# Dataset listings of figures:
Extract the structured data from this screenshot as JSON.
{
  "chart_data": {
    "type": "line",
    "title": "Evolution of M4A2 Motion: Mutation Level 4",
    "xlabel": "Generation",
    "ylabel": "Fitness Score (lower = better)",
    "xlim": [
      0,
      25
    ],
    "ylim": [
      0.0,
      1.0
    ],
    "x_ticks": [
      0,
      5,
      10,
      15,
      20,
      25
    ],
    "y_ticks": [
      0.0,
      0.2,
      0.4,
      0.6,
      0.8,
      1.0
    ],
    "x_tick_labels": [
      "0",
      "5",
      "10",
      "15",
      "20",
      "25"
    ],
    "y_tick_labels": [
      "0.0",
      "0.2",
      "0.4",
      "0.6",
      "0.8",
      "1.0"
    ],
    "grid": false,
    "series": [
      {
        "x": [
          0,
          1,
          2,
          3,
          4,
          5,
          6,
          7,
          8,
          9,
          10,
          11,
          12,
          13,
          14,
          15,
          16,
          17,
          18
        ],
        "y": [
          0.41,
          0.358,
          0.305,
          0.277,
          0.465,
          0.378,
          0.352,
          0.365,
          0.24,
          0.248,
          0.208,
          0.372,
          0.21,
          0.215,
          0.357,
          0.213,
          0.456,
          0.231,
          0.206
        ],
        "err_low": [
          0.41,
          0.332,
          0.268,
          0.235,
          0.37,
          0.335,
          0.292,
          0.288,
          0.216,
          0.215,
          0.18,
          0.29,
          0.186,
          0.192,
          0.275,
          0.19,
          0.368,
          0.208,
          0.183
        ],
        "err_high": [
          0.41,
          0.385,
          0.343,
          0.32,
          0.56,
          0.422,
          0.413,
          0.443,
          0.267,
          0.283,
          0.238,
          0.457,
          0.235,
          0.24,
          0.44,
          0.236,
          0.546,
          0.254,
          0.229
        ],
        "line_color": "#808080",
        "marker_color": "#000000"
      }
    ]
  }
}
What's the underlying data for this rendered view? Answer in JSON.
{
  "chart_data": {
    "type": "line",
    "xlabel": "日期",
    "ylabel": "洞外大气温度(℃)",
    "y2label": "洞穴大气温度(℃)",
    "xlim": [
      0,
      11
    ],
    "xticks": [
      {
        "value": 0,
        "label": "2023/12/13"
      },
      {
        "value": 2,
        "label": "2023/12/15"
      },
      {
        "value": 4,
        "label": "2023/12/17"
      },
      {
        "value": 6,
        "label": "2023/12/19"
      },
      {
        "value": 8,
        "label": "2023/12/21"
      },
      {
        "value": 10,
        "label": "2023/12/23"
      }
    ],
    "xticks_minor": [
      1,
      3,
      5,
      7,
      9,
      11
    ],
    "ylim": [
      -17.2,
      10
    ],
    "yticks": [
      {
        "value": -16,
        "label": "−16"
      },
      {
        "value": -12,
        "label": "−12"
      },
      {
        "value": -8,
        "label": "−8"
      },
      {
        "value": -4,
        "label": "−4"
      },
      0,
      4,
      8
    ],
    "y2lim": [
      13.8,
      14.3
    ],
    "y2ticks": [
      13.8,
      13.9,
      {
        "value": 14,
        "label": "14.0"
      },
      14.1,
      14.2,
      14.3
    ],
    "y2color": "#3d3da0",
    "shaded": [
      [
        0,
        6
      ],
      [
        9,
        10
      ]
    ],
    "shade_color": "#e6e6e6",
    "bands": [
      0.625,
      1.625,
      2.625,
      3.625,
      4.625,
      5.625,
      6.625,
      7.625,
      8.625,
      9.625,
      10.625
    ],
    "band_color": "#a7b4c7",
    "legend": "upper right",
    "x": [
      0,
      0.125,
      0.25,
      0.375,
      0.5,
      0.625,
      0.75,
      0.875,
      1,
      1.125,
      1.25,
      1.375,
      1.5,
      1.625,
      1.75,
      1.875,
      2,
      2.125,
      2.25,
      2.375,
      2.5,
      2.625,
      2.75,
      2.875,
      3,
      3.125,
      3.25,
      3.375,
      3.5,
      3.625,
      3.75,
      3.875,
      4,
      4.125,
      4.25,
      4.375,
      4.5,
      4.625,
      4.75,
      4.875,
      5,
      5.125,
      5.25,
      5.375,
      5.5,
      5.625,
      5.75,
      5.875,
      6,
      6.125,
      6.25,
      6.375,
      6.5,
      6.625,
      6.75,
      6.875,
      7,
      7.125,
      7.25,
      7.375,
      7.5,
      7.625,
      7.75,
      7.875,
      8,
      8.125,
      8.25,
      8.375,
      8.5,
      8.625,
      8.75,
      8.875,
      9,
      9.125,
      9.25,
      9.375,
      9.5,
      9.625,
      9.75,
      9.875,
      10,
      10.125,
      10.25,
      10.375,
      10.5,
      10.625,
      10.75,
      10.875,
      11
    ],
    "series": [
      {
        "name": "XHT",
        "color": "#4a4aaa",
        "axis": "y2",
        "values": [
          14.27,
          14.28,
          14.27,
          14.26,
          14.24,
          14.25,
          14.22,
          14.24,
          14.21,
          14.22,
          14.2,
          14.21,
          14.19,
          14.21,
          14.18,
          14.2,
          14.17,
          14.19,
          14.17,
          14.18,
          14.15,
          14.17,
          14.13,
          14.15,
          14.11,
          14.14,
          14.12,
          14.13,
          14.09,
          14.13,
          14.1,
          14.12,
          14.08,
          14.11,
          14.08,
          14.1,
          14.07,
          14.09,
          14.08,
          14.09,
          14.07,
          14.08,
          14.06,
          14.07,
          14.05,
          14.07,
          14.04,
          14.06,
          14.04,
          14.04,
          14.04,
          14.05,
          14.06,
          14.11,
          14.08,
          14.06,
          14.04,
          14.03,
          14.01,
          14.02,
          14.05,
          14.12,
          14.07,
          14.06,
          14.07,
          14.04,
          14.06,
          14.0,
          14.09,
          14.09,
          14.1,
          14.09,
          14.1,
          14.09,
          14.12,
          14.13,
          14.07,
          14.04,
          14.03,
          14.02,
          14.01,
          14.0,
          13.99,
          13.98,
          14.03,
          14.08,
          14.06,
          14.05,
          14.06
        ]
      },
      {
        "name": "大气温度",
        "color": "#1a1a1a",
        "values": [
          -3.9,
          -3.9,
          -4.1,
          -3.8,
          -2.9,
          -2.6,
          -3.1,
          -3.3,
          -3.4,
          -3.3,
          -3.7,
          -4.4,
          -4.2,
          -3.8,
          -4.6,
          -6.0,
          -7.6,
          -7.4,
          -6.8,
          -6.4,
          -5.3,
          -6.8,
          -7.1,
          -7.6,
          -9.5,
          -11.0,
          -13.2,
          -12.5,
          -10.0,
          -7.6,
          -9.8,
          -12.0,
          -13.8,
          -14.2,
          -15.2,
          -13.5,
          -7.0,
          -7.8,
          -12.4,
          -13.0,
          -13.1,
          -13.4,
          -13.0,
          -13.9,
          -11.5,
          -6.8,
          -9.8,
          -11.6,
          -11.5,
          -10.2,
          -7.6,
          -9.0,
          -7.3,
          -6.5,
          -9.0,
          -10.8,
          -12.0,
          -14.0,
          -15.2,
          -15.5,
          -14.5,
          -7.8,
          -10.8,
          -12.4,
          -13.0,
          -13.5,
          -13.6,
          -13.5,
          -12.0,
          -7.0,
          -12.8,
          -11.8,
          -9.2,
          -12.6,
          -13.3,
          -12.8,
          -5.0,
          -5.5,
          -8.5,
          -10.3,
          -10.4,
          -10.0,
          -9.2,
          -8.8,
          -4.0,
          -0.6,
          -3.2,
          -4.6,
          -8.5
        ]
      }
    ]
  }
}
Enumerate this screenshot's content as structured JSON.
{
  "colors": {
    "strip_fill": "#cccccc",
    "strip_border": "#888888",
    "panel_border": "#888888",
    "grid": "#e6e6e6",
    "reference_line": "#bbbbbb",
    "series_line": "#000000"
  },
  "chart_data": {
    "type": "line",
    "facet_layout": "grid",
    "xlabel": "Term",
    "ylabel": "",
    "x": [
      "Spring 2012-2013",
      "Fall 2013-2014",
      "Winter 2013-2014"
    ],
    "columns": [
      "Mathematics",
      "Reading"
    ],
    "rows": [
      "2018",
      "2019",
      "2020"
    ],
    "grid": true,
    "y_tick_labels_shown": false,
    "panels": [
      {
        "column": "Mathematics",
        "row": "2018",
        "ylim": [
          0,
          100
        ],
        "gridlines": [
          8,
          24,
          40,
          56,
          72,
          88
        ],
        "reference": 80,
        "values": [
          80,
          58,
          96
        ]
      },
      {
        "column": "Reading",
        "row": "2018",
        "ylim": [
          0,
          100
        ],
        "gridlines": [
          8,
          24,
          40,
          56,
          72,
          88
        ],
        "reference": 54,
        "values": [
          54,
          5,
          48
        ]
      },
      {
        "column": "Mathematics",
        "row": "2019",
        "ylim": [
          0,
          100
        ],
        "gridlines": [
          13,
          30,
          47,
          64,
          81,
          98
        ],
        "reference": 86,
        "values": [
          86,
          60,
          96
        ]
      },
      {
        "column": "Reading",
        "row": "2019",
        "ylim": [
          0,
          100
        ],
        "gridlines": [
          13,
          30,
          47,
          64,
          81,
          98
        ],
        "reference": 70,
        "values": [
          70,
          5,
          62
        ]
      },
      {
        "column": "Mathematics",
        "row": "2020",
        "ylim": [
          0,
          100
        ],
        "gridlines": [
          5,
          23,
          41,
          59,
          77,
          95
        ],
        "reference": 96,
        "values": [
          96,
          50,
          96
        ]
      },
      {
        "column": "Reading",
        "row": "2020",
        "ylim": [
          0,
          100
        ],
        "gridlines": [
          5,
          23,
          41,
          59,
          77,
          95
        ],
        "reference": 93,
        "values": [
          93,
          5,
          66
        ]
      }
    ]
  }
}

# INSTRUCTION:
Exactly how many lines of the material contain the word "xlabel"? Write the number alone.

# SOLUTION FOR THIS PROBLEM:
3